EXERCISE TASK —
Transcribe the file and directory management text between "Basic Terms" and "-- see below.)", inclusive.

TEXT —
— BEGIN —
Image of Hand Staff Handbook: Skills : File and Directory Management

Basic Terms

A "File" refers to a discrete unit of content which is recorded on physical media (a hard disk, a floppy disk). Images, textual content, even entire databases are often stored as files. Each file has a name ("filename") which must be unique within its context (i.e. its "path" -- see below). A filename typically includes a three or four character "suffix" or "extension" which describes the type of file (examples: .gif for GIF images, .html for text marked up in HTML format.) Valid file (and directory) names are composed of the letters a-z (upper or lower case) and the numbers 0 through 9 in any combination. It is also acceptable to use dashes (-) or underscore (_) characters in filenames. It is not acceptable for filenames to contain spaces or slashes (slashes are reserved to identify directories within a "path" -- see below.)

Sample Filenames:

A "Directory" is an organizational structure, a container for files and other directories. A file that is stored in a directory is completely distinct from any files that are stored in other directories, whether or not the files have the same name. Directory naming conventions are identical to file naming conventions, except that directory names do not usually include extensions.

A "Path" is a combination of slashes and directory names that can be used to identify the specific location of a file. A fully qualified path begins with a top-level (or "root") directory, typically referred to with a single slash (we will use / for all of our examples, as we are dealing with UNIX filesystems). Within a path, we can refer to any subdirectory using its position relative to the root directory (examples: /theses, /theses/available, /theses/submitted). We use genealogical terms to describe the relationships between directories. In the previous examples, the /theses directory would be considered a child of the root directory. The /theses/available and /theses/submitted directories would be considered children of the /theses directory, and could also be referred to as siblings of each other (i.e. /theses/available is a sibling of /theses/submitted). The /theses directory would be considered the parent of the /theses/available directory, and the / directory would be considered a parent of the /theses directory.
— END —
INFORMATION PROVIDED —
— BEGIN —
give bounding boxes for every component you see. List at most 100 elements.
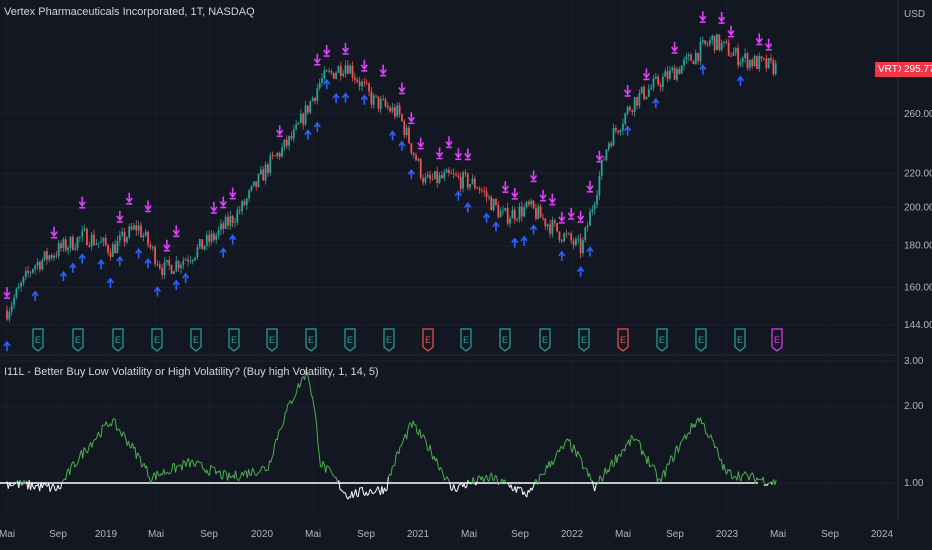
— END —
ANSWER TO THE PROBLEM —
Basic Terms

A "File" refers to a discrete unit of content which is recorded on physical media (a hard disk, a floppy disk). Images, textual content, even entire databases are often stored as files. Each file has a name ("filename") which must be unique within its context (i.e. its "path" -- see below). A filename typically includes a three or four character "suffix" or "extension" which describes the type of file (examples: .gif for GIF images, .html for text marked up in HTML format.) Valid file (and directory) names are composed of the letters a-z (upper or lower case) and the numbers 0 through 9 in any combination. It is also acceptable to use dashes (-) or underscore (_) characters in filenames. It is not acceptable for filenames to contain spaces or slashes (slashes are reserved to identify directories within a "path" -- see below.)